-- begin --

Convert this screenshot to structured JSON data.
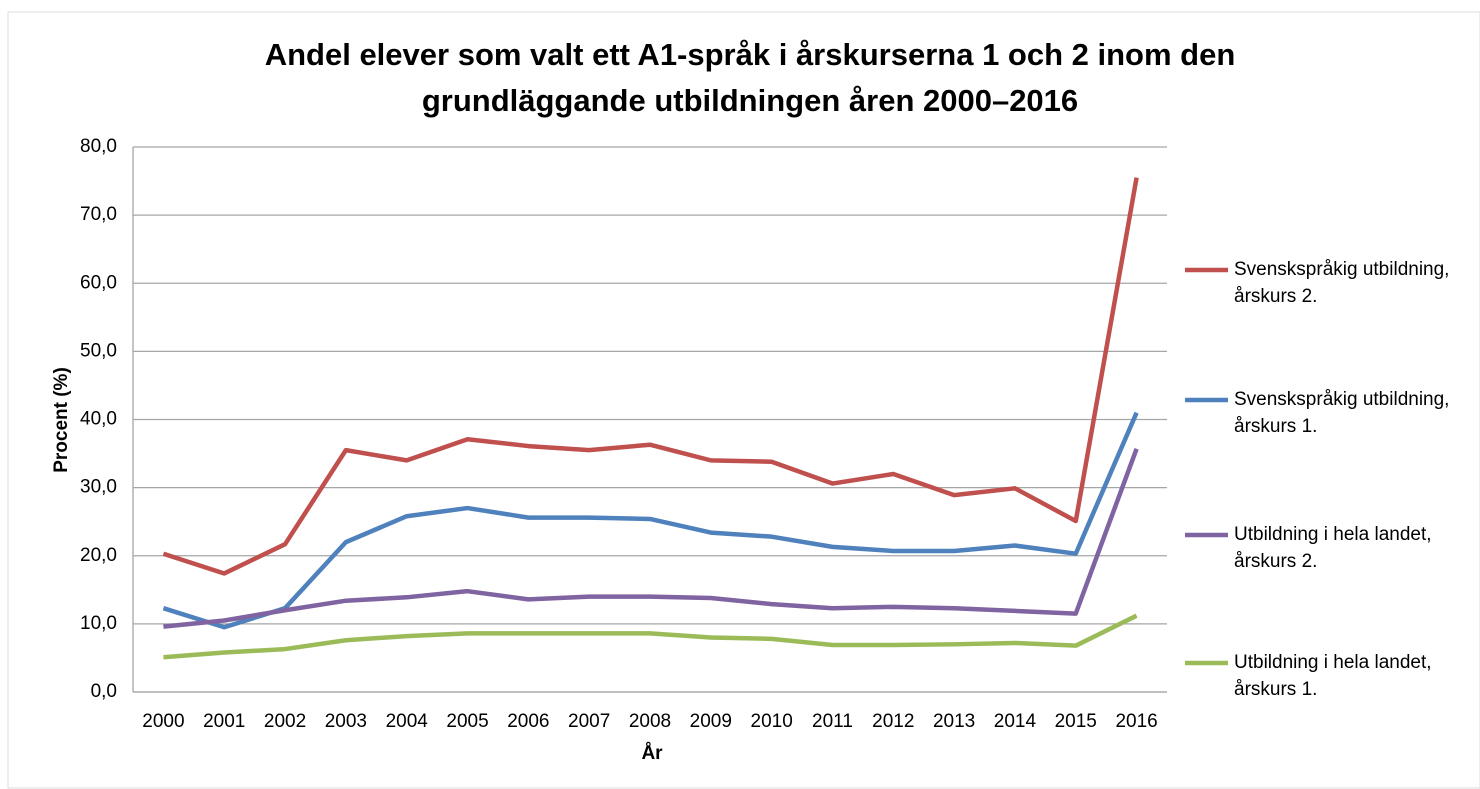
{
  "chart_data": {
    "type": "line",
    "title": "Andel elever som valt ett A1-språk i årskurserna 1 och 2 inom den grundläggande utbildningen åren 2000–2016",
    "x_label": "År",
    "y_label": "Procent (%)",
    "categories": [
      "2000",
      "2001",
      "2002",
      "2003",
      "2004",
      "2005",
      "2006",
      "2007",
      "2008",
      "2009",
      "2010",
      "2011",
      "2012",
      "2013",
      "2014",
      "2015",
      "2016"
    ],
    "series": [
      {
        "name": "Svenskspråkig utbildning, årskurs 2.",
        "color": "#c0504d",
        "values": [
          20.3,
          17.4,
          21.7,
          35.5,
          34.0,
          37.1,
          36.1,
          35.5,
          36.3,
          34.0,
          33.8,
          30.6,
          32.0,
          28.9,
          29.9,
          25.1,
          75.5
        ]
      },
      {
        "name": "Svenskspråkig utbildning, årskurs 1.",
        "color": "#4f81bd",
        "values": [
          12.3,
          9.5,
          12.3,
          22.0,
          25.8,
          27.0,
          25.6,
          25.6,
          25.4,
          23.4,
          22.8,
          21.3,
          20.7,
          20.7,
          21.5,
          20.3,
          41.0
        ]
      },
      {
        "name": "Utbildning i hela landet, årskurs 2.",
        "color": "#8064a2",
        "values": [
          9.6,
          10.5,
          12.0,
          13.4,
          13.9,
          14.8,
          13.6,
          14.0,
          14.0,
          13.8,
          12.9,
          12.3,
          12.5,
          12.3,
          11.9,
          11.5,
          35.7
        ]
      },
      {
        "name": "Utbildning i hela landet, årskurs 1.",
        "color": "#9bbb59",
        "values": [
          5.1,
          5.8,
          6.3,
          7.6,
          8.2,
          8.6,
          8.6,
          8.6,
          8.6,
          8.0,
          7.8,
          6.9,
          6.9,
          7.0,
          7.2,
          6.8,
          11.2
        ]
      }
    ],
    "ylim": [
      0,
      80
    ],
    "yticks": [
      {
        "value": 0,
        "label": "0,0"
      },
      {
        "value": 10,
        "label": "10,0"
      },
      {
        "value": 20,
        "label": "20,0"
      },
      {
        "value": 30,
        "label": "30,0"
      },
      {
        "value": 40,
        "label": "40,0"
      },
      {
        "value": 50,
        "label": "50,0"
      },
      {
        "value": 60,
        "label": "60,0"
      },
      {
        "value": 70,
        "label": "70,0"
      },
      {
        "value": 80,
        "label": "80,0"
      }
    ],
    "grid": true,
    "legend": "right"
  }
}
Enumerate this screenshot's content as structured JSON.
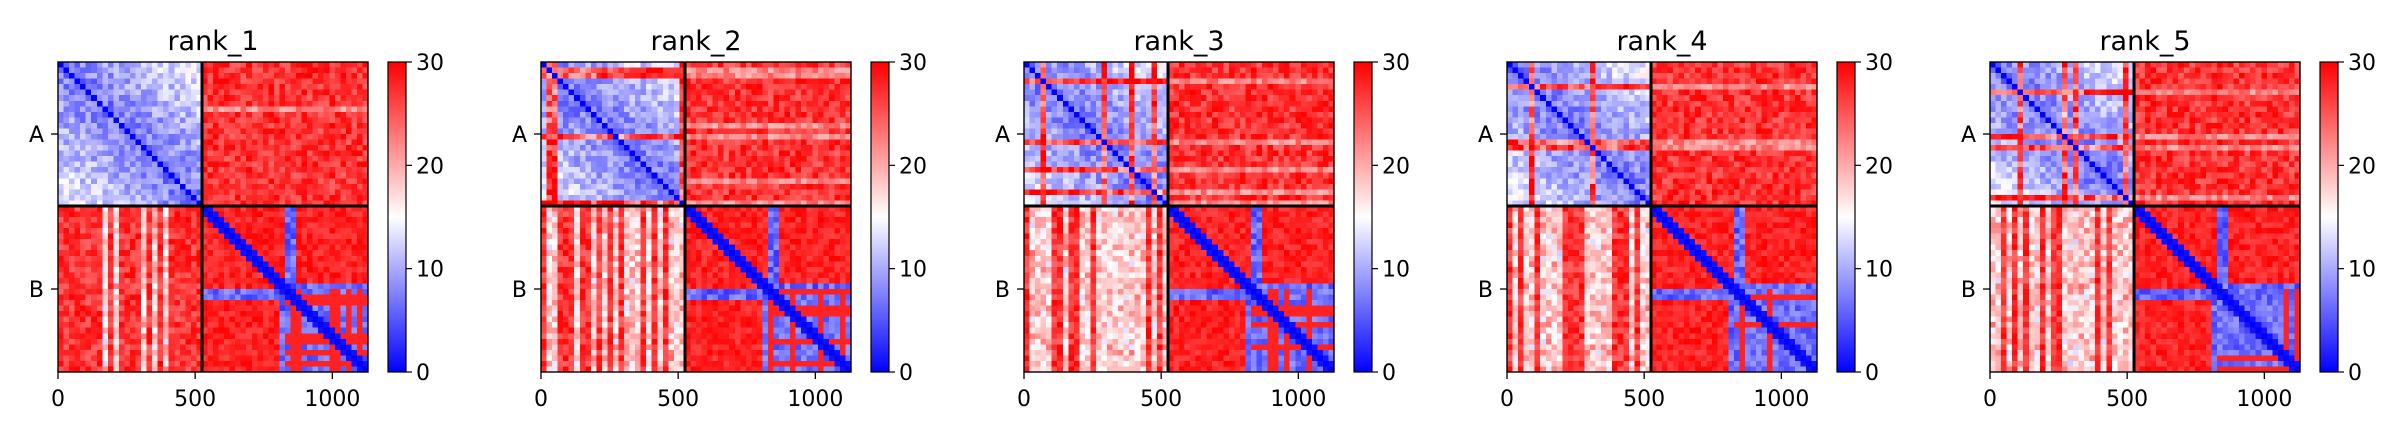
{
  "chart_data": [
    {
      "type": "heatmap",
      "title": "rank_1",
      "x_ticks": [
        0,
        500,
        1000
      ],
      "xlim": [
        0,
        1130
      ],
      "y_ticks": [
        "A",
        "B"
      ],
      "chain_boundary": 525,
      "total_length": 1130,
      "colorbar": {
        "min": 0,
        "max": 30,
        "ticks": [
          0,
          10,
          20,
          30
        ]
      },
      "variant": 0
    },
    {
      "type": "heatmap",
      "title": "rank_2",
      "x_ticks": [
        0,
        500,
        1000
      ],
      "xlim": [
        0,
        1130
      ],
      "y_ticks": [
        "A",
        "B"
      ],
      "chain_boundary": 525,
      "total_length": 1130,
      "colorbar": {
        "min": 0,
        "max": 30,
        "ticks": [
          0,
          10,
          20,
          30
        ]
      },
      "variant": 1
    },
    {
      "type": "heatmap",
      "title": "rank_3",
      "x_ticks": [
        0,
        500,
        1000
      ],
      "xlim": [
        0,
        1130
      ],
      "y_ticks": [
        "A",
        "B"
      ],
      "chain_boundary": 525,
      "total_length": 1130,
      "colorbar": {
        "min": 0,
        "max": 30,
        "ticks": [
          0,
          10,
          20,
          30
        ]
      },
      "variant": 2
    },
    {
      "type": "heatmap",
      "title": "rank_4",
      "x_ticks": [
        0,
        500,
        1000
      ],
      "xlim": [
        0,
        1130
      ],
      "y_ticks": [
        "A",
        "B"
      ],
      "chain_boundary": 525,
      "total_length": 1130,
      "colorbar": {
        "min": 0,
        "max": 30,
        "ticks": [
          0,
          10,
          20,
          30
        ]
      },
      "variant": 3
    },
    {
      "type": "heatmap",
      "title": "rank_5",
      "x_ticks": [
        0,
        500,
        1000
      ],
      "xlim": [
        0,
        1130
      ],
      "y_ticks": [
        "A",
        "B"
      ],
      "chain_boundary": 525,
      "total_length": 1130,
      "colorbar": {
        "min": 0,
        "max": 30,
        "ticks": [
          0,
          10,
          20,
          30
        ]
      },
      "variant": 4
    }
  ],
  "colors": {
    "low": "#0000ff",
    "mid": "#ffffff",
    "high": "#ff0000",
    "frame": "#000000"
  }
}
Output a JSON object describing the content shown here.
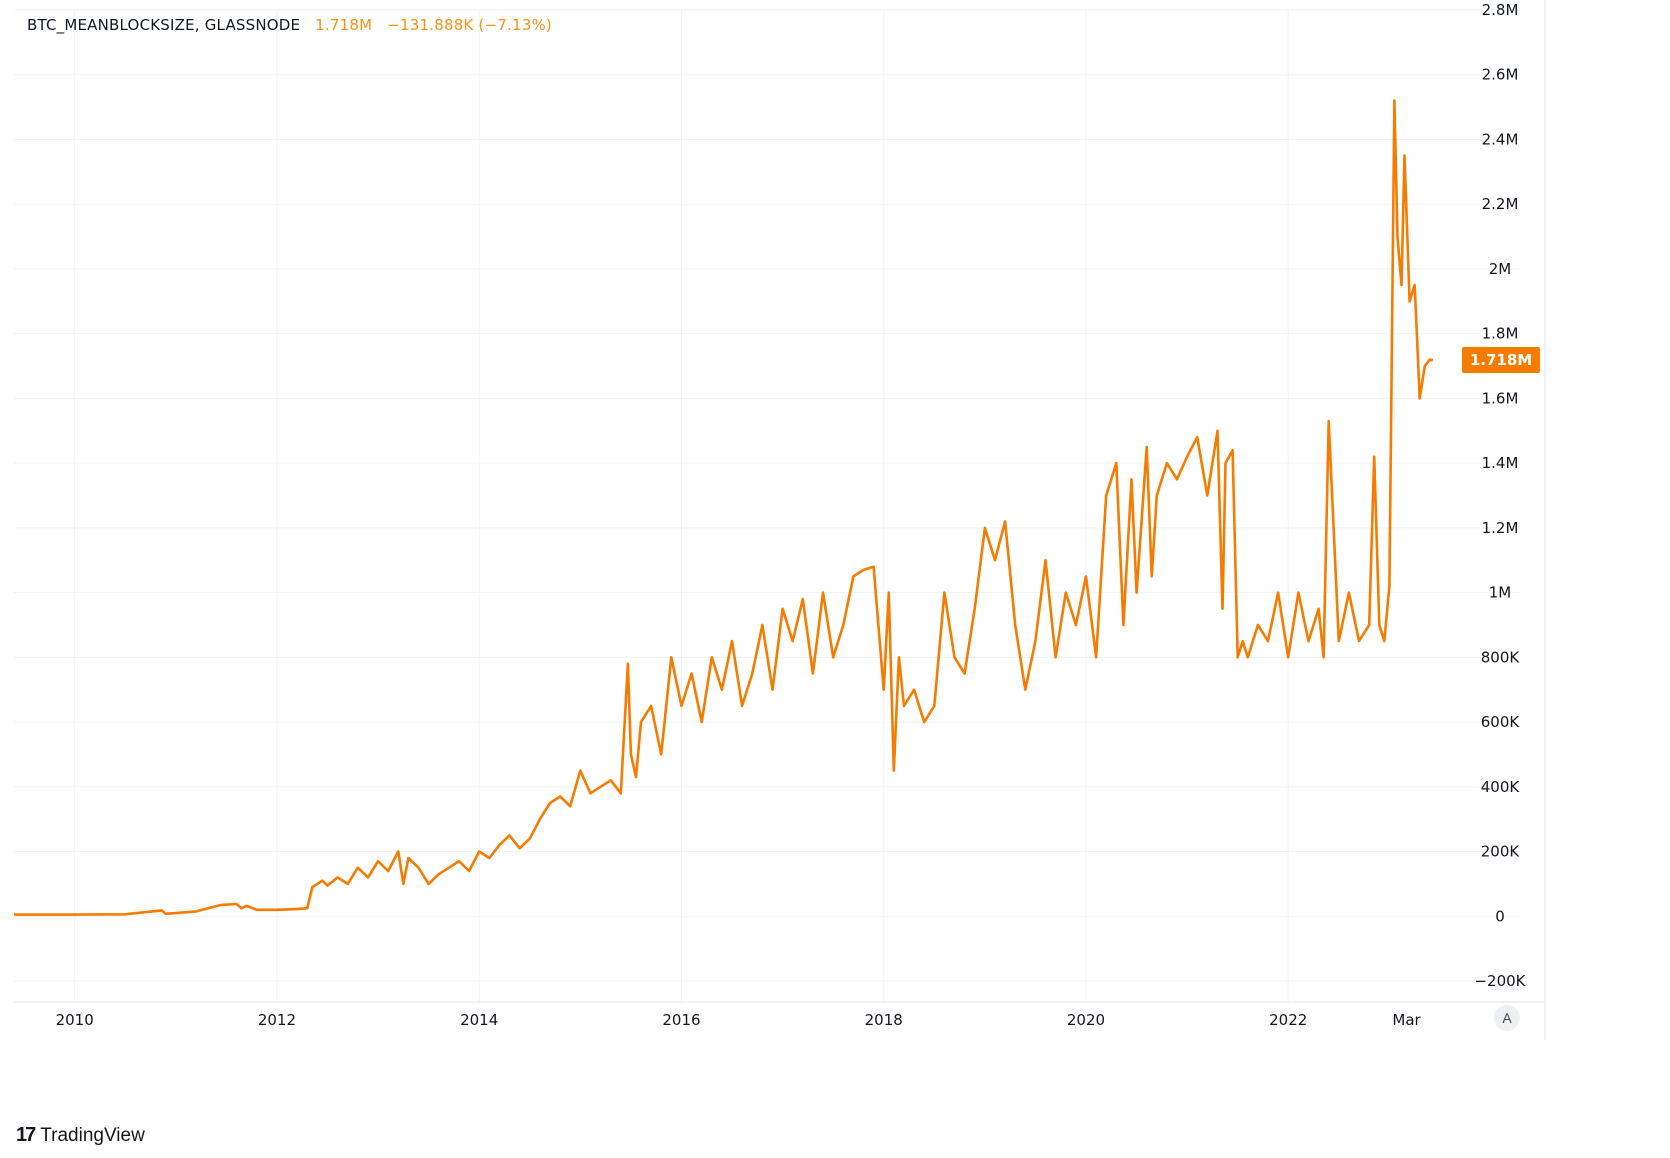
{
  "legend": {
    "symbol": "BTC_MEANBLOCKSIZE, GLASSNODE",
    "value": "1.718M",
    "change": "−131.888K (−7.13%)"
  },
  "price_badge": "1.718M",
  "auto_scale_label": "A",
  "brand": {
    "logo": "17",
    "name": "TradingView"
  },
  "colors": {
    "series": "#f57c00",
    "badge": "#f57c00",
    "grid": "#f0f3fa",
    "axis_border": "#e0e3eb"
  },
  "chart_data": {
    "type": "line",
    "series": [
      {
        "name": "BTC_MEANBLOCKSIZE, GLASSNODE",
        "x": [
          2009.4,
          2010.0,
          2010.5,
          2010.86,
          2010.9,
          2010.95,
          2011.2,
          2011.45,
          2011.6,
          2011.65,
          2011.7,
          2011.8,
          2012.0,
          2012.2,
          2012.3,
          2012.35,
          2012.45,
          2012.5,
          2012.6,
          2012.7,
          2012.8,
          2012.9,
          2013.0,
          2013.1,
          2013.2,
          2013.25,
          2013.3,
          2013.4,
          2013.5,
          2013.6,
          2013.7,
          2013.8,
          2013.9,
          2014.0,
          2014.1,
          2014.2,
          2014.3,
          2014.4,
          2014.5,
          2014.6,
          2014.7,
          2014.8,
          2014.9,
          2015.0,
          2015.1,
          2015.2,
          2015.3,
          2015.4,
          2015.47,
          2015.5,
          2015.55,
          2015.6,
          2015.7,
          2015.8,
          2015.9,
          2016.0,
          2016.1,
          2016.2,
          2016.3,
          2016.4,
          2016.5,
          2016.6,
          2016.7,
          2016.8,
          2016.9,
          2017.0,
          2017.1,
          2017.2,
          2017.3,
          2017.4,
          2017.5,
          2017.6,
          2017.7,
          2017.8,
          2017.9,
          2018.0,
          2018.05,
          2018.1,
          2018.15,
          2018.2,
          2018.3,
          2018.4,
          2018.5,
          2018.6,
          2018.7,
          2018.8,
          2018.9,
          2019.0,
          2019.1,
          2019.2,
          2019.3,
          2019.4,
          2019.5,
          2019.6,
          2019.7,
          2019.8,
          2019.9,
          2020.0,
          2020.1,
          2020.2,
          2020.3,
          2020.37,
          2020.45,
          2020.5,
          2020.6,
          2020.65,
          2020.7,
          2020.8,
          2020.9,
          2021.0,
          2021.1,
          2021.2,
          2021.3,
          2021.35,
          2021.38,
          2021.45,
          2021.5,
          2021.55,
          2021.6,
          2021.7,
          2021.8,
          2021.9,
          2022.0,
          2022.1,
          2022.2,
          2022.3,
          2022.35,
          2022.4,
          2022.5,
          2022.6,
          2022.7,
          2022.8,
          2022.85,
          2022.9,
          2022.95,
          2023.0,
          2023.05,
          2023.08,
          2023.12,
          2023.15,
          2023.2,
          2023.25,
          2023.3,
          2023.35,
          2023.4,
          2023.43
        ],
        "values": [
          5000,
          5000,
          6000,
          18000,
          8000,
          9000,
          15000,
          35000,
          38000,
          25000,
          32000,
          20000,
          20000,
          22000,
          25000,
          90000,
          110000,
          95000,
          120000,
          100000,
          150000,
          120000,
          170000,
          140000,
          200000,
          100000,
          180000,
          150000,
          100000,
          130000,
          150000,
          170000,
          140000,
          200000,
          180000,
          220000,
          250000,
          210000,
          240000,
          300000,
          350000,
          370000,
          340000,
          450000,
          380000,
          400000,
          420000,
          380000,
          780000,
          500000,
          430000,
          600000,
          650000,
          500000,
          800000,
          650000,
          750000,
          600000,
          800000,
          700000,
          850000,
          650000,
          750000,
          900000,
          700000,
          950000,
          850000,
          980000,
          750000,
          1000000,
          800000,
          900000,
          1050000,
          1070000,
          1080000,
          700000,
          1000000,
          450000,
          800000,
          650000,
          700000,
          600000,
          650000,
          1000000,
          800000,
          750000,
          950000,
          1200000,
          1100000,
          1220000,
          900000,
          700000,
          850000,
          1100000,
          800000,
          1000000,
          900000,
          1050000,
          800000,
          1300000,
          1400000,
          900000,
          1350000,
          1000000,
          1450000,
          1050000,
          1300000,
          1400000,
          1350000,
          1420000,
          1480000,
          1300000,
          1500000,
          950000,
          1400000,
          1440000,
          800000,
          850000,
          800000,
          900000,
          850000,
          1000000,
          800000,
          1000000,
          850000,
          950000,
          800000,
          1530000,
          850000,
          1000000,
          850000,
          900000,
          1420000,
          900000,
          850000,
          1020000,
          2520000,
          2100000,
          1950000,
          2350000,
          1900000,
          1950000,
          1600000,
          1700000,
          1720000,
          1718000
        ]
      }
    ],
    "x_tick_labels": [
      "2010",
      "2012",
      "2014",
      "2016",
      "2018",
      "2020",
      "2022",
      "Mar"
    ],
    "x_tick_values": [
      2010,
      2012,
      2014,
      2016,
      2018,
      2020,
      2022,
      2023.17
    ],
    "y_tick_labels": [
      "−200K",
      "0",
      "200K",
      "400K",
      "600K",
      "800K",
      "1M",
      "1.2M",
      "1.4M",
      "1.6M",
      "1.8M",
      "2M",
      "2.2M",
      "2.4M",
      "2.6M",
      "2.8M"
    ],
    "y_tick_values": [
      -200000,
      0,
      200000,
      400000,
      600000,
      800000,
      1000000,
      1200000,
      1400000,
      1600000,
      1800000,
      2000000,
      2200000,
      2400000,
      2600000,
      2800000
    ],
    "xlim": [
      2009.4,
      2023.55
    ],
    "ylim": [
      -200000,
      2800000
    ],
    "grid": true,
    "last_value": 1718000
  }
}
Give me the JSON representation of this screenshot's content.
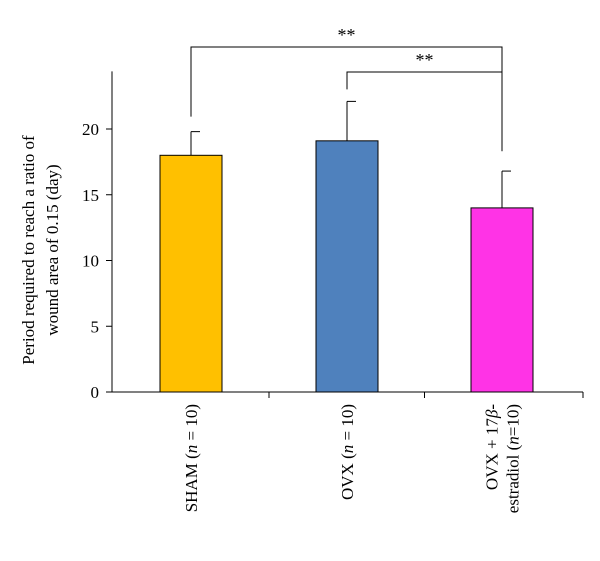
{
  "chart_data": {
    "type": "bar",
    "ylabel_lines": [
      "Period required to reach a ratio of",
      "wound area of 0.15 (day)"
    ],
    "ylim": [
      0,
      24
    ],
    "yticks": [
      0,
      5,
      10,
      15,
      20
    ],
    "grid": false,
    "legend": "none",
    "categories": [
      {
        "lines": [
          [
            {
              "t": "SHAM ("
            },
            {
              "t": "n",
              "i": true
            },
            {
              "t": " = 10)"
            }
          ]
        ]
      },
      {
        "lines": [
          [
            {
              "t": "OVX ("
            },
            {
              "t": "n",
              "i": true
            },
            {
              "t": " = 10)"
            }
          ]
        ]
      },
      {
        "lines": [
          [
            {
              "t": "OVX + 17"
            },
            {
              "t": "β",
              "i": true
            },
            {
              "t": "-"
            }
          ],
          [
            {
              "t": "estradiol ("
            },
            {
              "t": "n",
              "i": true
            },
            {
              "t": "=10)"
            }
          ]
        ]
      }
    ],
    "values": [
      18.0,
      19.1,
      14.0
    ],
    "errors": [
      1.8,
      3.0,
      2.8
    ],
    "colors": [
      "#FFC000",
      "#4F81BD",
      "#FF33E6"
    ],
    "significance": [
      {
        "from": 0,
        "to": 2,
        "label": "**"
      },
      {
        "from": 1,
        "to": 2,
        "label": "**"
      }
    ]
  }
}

-- end --

Extract all lines that hold the word "content".

Enumerate this screenshot's content as structured JSON.
Output a JSON object describing the content shown here.
Give me the JSON representation of this screenshot's content.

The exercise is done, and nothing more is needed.